TEXT PROVIDED.
Regularization and L2 Weight Decay

The goal of machine learning is not just to fit the training data well, but to generalize to new, unseen data. Regularization techniques prevent overfitting and improve generalization.

Understanding Overfitting

The Three Datasets

Training set: Data used to compute gradients and update parameters

Validation set: Data used to:

Tune hyperparameters (learning rate, regularization, architecture)
Monitor overfitting
Decide when to stop training

Test set: Data used only once at the end to estimate final performance

Never use for any decisions during training!
Simulates deployment on truly new data

Critical Principle

Never use test data for any training decisions. The test set should be locked away until final evaluation. If you tune hyperparameters based on test performance, you’re effectively training on the test set!

DATA SUPPLIED.
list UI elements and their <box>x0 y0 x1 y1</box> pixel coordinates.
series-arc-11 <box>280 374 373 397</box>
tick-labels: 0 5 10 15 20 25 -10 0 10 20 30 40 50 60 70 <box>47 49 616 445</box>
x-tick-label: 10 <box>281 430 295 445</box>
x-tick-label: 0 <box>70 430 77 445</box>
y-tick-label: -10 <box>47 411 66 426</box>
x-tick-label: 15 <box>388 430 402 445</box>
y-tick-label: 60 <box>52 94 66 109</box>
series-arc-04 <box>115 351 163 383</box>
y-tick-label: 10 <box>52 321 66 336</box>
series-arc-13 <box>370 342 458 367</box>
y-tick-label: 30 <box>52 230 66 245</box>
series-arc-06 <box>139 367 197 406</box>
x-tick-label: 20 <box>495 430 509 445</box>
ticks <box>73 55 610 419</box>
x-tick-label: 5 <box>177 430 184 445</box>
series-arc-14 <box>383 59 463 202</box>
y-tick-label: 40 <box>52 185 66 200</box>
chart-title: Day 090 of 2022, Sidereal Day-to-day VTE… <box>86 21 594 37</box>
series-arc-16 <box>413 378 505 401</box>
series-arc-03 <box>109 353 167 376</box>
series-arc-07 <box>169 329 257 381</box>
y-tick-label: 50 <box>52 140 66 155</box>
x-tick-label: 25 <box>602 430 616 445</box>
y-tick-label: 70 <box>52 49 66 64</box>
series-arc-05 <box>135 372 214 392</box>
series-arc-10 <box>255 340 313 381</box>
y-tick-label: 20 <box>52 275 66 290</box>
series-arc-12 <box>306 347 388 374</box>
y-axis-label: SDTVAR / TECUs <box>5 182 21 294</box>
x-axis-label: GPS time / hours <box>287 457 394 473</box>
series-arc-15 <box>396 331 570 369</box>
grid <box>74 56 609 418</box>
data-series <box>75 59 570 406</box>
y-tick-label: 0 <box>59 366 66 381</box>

OBJECTIVES.
1 > Copy out the entire regularization text without changing anything.
2 > Swap "series-arc" for "curve" in the rows from the first one through the one containing "x-tick-label: 25 <box>602 430 616 445</box>", both included, leaving everything else as it is. Return only those rows.
The rows have nothing to do with the regularization text.

SOLUTION LIST.
1 >
Regularization and L2 Weight Decay

The goal of machine learning is not just to fit the training data well, but to generalize to new, unseen data. Regularization techniques prevent overfitting and improve generalization.

Understanding Overfitting

The Three Datasets

Training set: Data used to compute gradients and update parameters

Validation set: Data used to:

Tune hyperparameters (learning rate, regularization, architecture)
Monitor overfitting
Decide when to stop training

Test set: Data used only once at the end to estimate final performance

Never use for any decisions during training!
Simulates deployment on truly new data

Critical Principle

Never use test data for any training decisions. The test set should be locked away until final evaluation. If you tune hyperparameters based on test performance, you’re effectively training on the test set!

2 >
list UI elements and their <box>x0 y0 x1 y1</box> pixel coordinates.
curve-11 <box>280 374 373 397</box>
tick-labels: 0 5 10 15 20 25 -10 0 10 20 30 40 50 60 70 <box>47 49 616 445</box>
x-tick-label: 10 <box>281 430 295 445</box>
x-tick-label: 0 <box>70 430 77 445</box>
y-tick-label: -10 <box>47 411 66 426</box>
x-tick-label: 15 <box>388 430 402 445</box>
y-tick-label: 60 <box>52 94 66 109</box>
curve-04 <box>115 351 163 383</box>
y-tick-label: 10 <box>52 321 66 336</box>
curve-13 <box>370 342 458 367</box>
y-tick-label: 30 <box>52 230 66 245</box>
curve-06 <box>139 367 197 406</box>
x-tick-label: 20 <box>495 430 509 445</box>
ticks <box>73 55 610 419</box>
x-tick-label: 5 <box>177 430 184 445</box>
curve-14 <box>383 59 463 202</box>
y-tick-label: 40 <box>52 185 66 200</box>
chart-title: Day 090 of 2022, Sidereal Day-to-day VTE… <box>86 21 594 37</box>
curve-16 <box>413 378 505 401</box>
curve-03 <box>109 353 167 376</box>
curve-07 <box>169 329 257 381</box>
y-tick-label: 50 <box>52 140 66 155</box>
x-tick-label: 25 <box>602 430 616 445</box>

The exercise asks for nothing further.